Return all lines with the word "Brownfield" in them.

------------------------------------------------

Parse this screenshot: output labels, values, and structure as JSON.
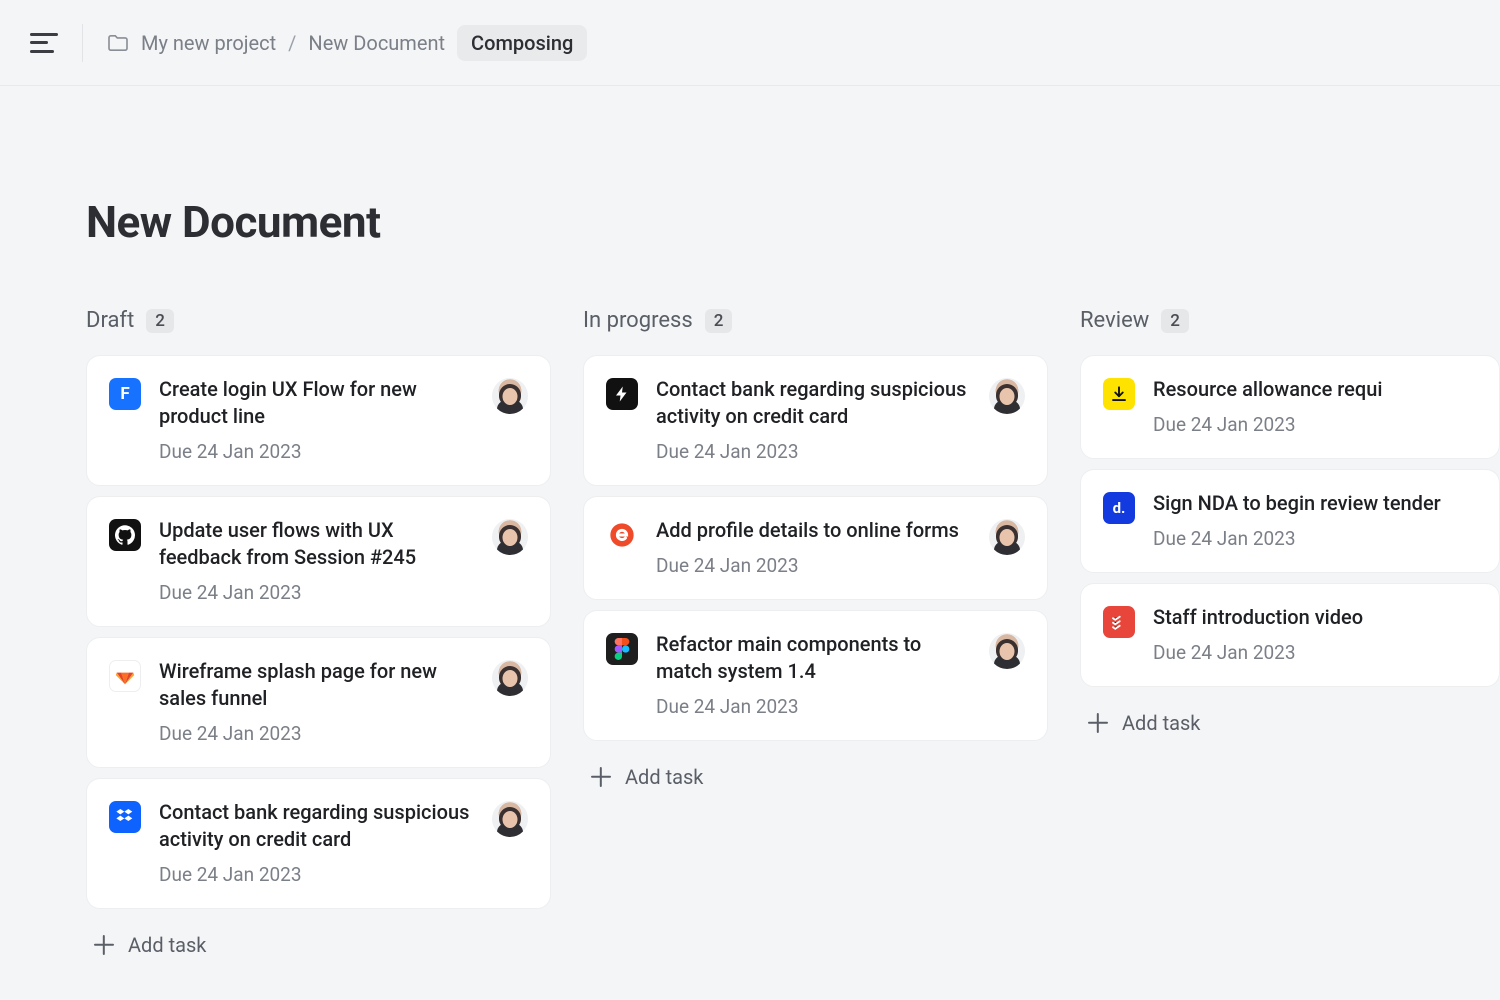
{
  "breadcrumb": {
    "project": "My new project",
    "document": "New Document",
    "mode": "Composing"
  },
  "page": {
    "title": "New Document"
  },
  "add_task_label": "Add task",
  "columns": [
    {
      "name": "Draft",
      "count": "2",
      "cards": [
        {
          "icon": "framer",
          "title": "Create login UX Flow for new product line",
          "due": "Due 24 Jan 2023"
        },
        {
          "icon": "github",
          "title": "Update user flows with UX feedback from Session #245",
          "due": "Due 24 Jan 2023"
        },
        {
          "icon": "gitlab",
          "title": "Wireframe splash page for new sales funnel",
          "due": "Due 24 Jan 2023"
        },
        {
          "icon": "dropbox",
          "title": "Contact bank regarding suspicious activity on credit card",
          "due": "Due 24 Jan 2023"
        }
      ]
    },
    {
      "name": "In progress",
      "count": "2",
      "cards": [
        {
          "icon": "bolt",
          "title": "Contact bank regarding suspicious activity on credit card",
          "due": "Due 24 Jan 2023"
        },
        {
          "icon": "e",
          "title": "Add profile details to online forms",
          "due": "Due 24 Jan 2023"
        },
        {
          "icon": "figma",
          "title": "Refactor main components to match system 1.4",
          "due": "Due 24 Jan 2023"
        }
      ]
    },
    {
      "name": "Review",
      "count": "2",
      "cards": [
        {
          "icon": "dl",
          "title": "Resource allowance requi",
          "due": "Due 24 Jan 2023"
        },
        {
          "icon": "d",
          "title": "Sign NDA to begin review tender",
          "due": "Due 24 Jan 2023"
        },
        {
          "icon": "todoist",
          "title": "Staff introduction video",
          "due": "Due 24 Jan 2023"
        }
      ]
    }
  ]
}
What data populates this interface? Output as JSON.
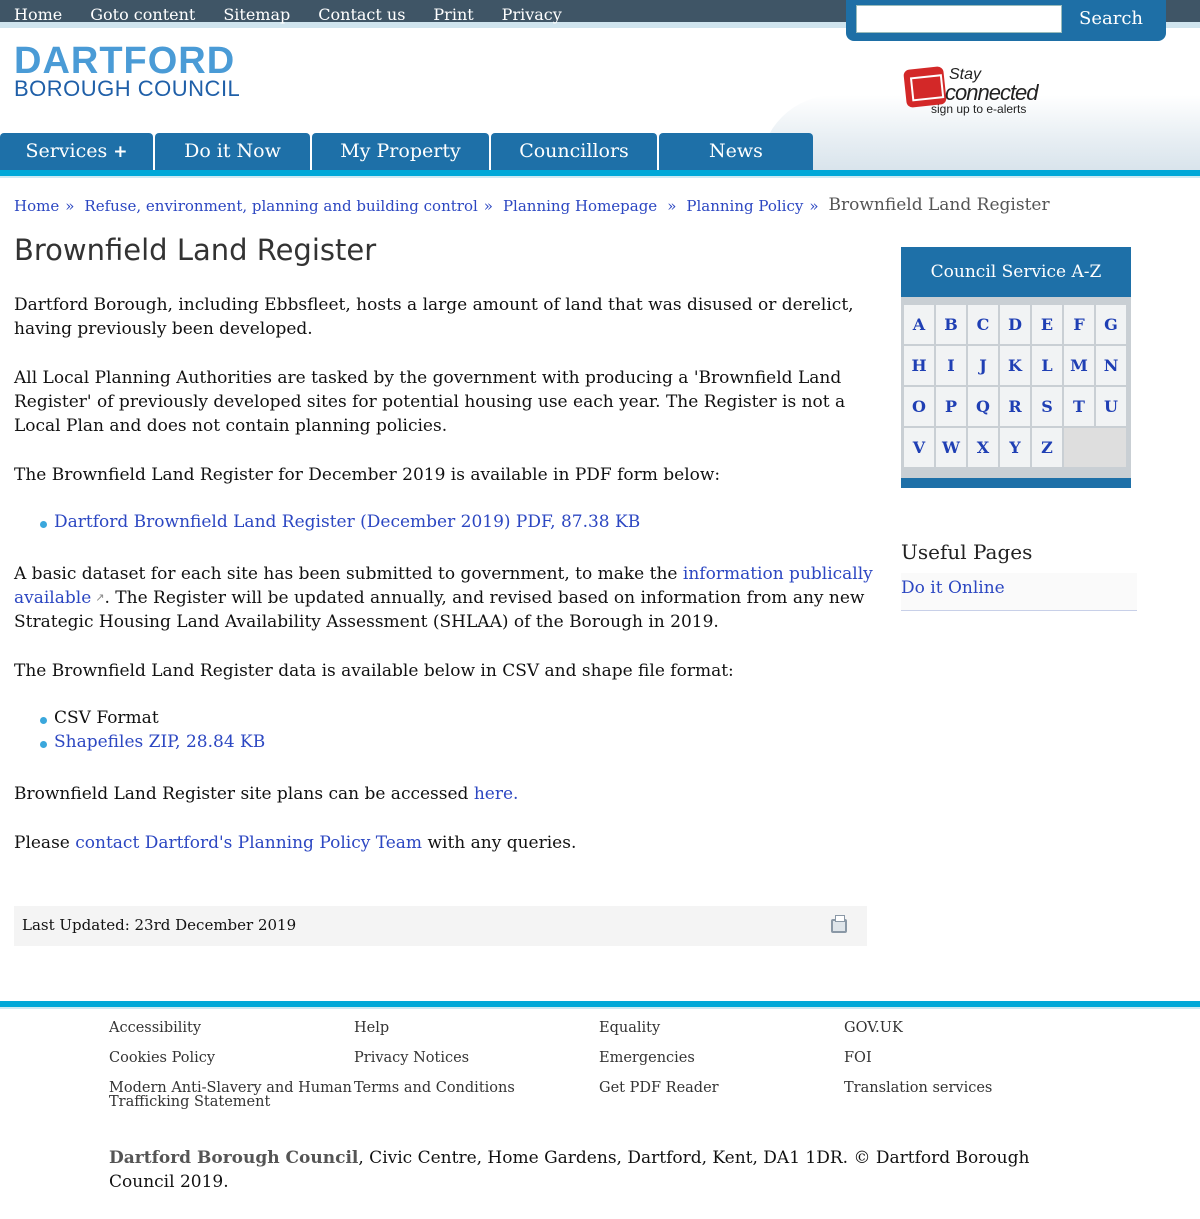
{
  "topnav": {
    "links": [
      "Home",
      "Goto content",
      "Sitemap",
      "Contact us",
      "Print",
      "Privacy"
    ],
    "search_button": "Search"
  },
  "logo": {
    "line1": "DARTFORD",
    "line2": "BOROUGH COUNCIL"
  },
  "stay_connected": {
    "line1": "Stay",
    "line2": "connected",
    "line3": "sign up to e-alerts"
  },
  "mainnav": {
    "items": [
      "Services",
      "Do it Now",
      "My Property",
      "Councillors",
      "News"
    ],
    "services_plus": "+"
  },
  "breadcrumb": {
    "links": [
      "Home",
      "Refuse, environment, planning and building control",
      "Planning Homepage",
      "Planning Policy"
    ],
    "separator": "»",
    "current": "Brownfield Land Register"
  },
  "page": {
    "title": "Brownfield Land Register",
    "p1": "Dartford Borough, including Ebbsfleet, hosts a large amount of land that was disused or derelict, having previously been developed.",
    "p2": "All Local Planning Authorities are tasked by the government with producing a 'Brownfield Land Register' of previously developed sites for potential housing use each year. The Register is not a Local Plan and does not contain planning policies.",
    "p3": "The Brownfield Land Register for December 2019 is available in PDF form below:",
    "pdf_link": "Dartford Brownfield Land Register (December 2019)  PDF, 87.38 KB",
    "p4_before": "A basic dataset for each site has been submitted to government, to make the ",
    "p4_link": "information publically available",
    "p4_after": ". The Register will be updated annually, and revised based on information from any new Strategic Housing Land Availability Assessment (SHLAA) of the Borough in 2019.",
    "p5": "The Brownfield Land Register data is available below in CSV and shape file format:",
    "csv_item": "CSV Format",
    "shape_link": "Shapefiles ZIP, 28.84 KB",
    "p6_before": "Brownfield Land Register site plans can be accessed ",
    "p6_link": "here.",
    "p7_before": "Please ",
    "p7_link": "contact Dartford's Planning Policy Team",
    "p7_after": " with any queries.",
    "last_updated": "Last Updated: 23rd December 2019"
  },
  "az": {
    "title": "Council Service A-Z",
    "letters": [
      "A",
      "B",
      "C",
      "D",
      "E",
      "F",
      "G",
      "H",
      "I",
      "J",
      "K",
      "L",
      "M",
      "N",
      "O",
      "P",
      "Q",
      "R",
      "S",
      "T",
      "U",
      "V",
      "W",
      "X",
      "Y",
      "Z"
    ]
  },
  "useful": {
    "title": "Useful Pages",
    "items": [
      "Do it Online"
    ]
  },
  "footer": {
    "col1": [
      "Accessibility",
      "Cookies Policy",
      "Modern Anti-Slavery and Human Trafficking Statement"
    ],
    "col2": [
      "Help",
      "Privacy Notices",
      "Terms and Conditions"
    ],
    "col3": [
      "Equality",
      "Emergencies",
      "Get PDF Reader"
    ],
    "col4": [
      "GOV.UK",
      "FOI",
      "Translation services"
    ],
    "org": "Dartford Borough Council",
    "address": ", Civic Centre, Home Gardens, Dartford, Kent, DA1 1DR. © Dartford Borough Council 2019."
  }
}
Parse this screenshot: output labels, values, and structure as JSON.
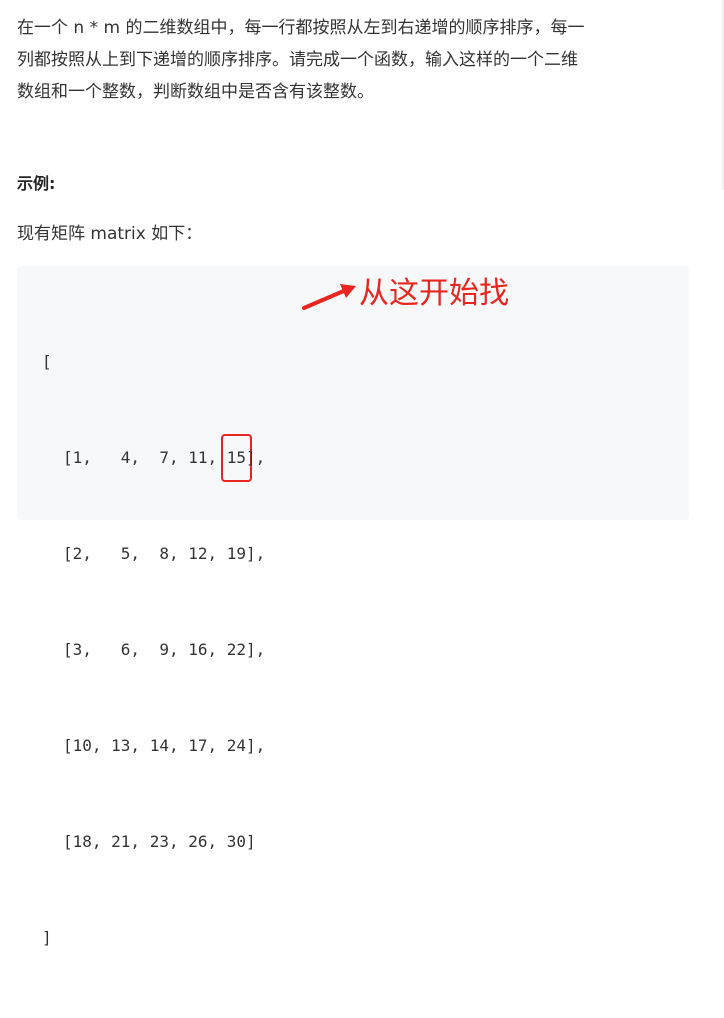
{
  "description": {
    "lines": [
      "在一个 n * m 的二维数组中，每一行都按照从左到右递增的顺序排序，每一",
      "列都按照从上到下递增的顺序排序。请完成一个函数，输入这样的一个二维",
      "数组和一个整数，判断数组中是否含有该整数。"
    ]
  },
  "example": {
    "heading": "示例:",
    "intro": "现有矩阵 matrix 如下："
  },
  "matrix": {
    "open_bracket": "[",
    "close_bracket": "]",
    "rows": [
      [
        "[1,   4,  7, 11, ",
        "15",
        "],"
      ],
      [
        "[2,   5,  8, 12, 19],"
      ],
      [
        "[3,   6,  9, 16, 22],"
      ],
      [
        "[10, 13, 14, 17, 24],"
      ],
      [
        "[18, 21, 23, 26, 30]"
      ]
    ]
  },
  "annotation": {
    "text": "从这开始找",
    "color": "#e8261f"
  }
}
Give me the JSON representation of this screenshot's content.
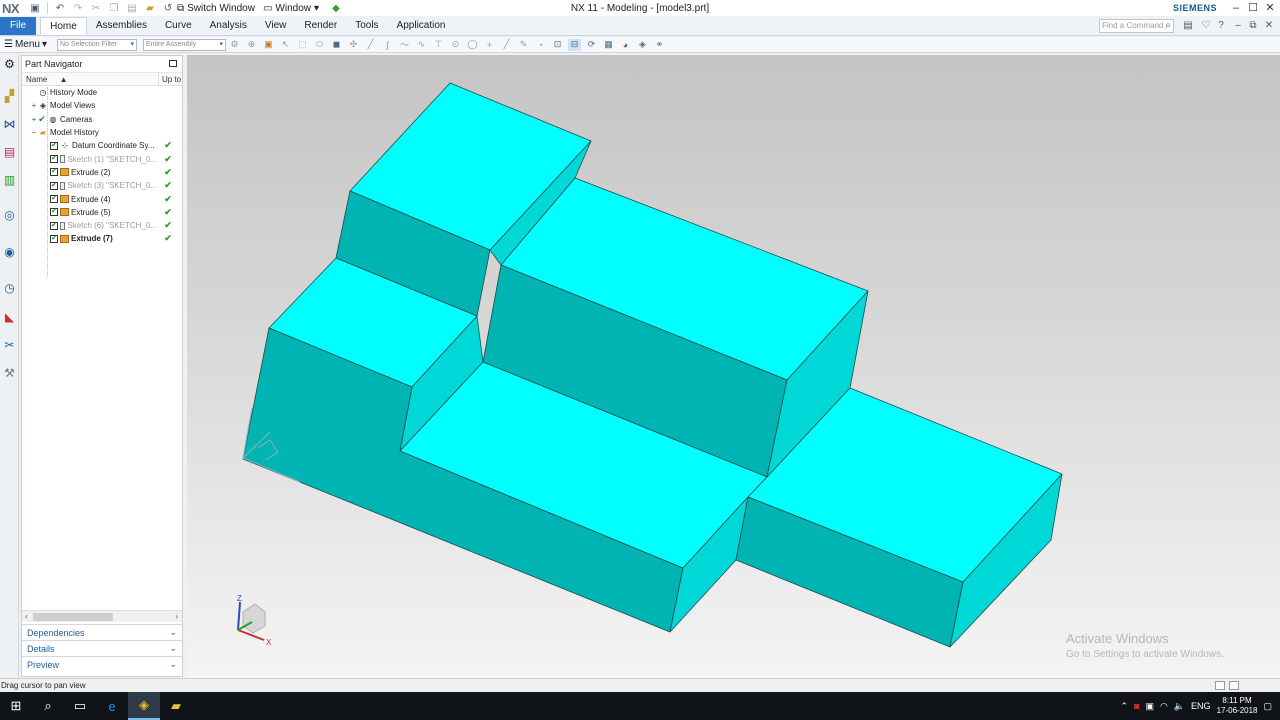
{
  "app": {
    "logo": "NX",
    "window_title": "NX 11 - Modeling - [model3.prt]",
    "brand": "SIEMENS",
    "switch_window": "Switch Window",
    "window_menu": "Window"
  },
  "ribbon": {
    "tabs": [
      "File",
      "Home",
      "Assemblies",
      "Curve",
      "Analysis",
      "View",
      "Render",
      "Tools",
      "Application"
    ],
    "active_tab": "Home",
    "find_placeholder": "Find a Command"
  },
  "toolbar": {
    "menu_label": "Menu",
    "selection_filter": "No Selection Filter",
    "scope": "Entire Assembly"
  },
  "part_navigator": {
    "title": "Part Navigator",
    "columns": {
      "name": "Name",
      "up_to_date": "Up to"
    },
    "nodes": [
      {
        "label": "History Mode",
        "icon": "clock-icon",
        "expander": "",
        "checked": false,
        "status": "",
        "style": "normal"
      },
      {
        "label": "Model Views",
        "icon": "views-icon",
        "expander": "+",
        "checked": false,
        "status": "",
        "style": "normal"
      },
      {
        "label": "Cameras",
        "icon": "camera-icon",
        "expander": "+",
        "checked": true,
        "status": "",
        "style": "normal"
      },
      {
        "label": "Model History",
        "icon": "folder-icon",
        "expander": "−",
        "checked": false,
        "status": "",
        "style": "normal"
      },
      {
        "label": "Datum Coordinate Sy...",
        "icon": "datum-icon",
        "expander": "",
        "checked": true,
        "status": "✔",
        "style": "normal"
      },
      {
        "label": "Sketch (1) \"SKETCH_0...",
        "icon": "sketch-icon",
        "expander": "",
        "checked": true,
        "status": "✔",
        "style": "dim"
      },
      {
        "label": "Extrude (2)",
        "icon": "extrude-icon",
        "expander": "",
        "checked": true,
        "status": "✔",
        "style": "normal"
      },
      {
        "label": "Sketch (3) \"SKETCH_0...",
        "icon": "sketch-icon",
        "expander": "",
        "checked": true,
        "status": "✔",
        "style": "dim"
      },
      {
        "label": "Extrude (4)",
        "icon": "extrude-icon",
        "expander": "",
        "checked": true,
        "status": "✔",
        "style": "normal"
      },
      {
        "label": "Extrude (5)",
        "icon": "extrude-icon",
        "expander": "",
        "checked": true,
        "status": "✔",
        "style": "normal"
      },
      {
        "label": "Sketch (6) \"SKETCH_0...",
        "icon": "sketch-icon",
        "expander": "",
        "checked": true,
        "status": "✔",
        "style": "dim"
      },
      {
        "label": "Extrude (7)",
        "icon": "extrude-icon",
        "expander": "",
        "checked": true,
        "status": "✔",
        "style": "bold"
      }
    ],
    "sections": [
      "Dependencies",
      "Details",
      "Preview"
    ]
  },
  "graphics": {
    "model_colors": {
      "top": "#00FFFF",
      "front": "#00B4B4",
      "side": "#00D8D8",
      "edge": "#1E4A4A"
    },
    "triad_labels": {
      "x": "X",
      "z": "Z"
    }
  },
  "watermark": {
    "line1": "Activate Windows",
    "line2": "Go to Settings to activate Windows."
  },
  "status_bar": {
    "message": "Drag cursor to pan view"
  },
  "taskbar": {
    "language": "ENG",
    "time": "8:11 PM",
    "date": "17-06-2018"
  }
}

------------------------------------------------

Finished answer |
    "current": "Brownfield Land Register"
    "title": "Brownfield Land Register",
    "p2": "All Local Planning Authorities are tasked by the government with producing a 'Brownfield Land Register' of previously developed sites for potential housing use each year. The Register is not a Local Plan and does not contain planning policies.",
    "p3": "The Brownfield Land Register for December 2019 is available in PDF form below:",
    "pdf_link": "Dartford Brownfield Land Register (December 2019)  PDF, 87.38 KB",
    "p5": "The Brownfield Land Register data is available below in CSV and shape file format:",
    "p6_before": "Brownfield Land Register site plans can be accessed ",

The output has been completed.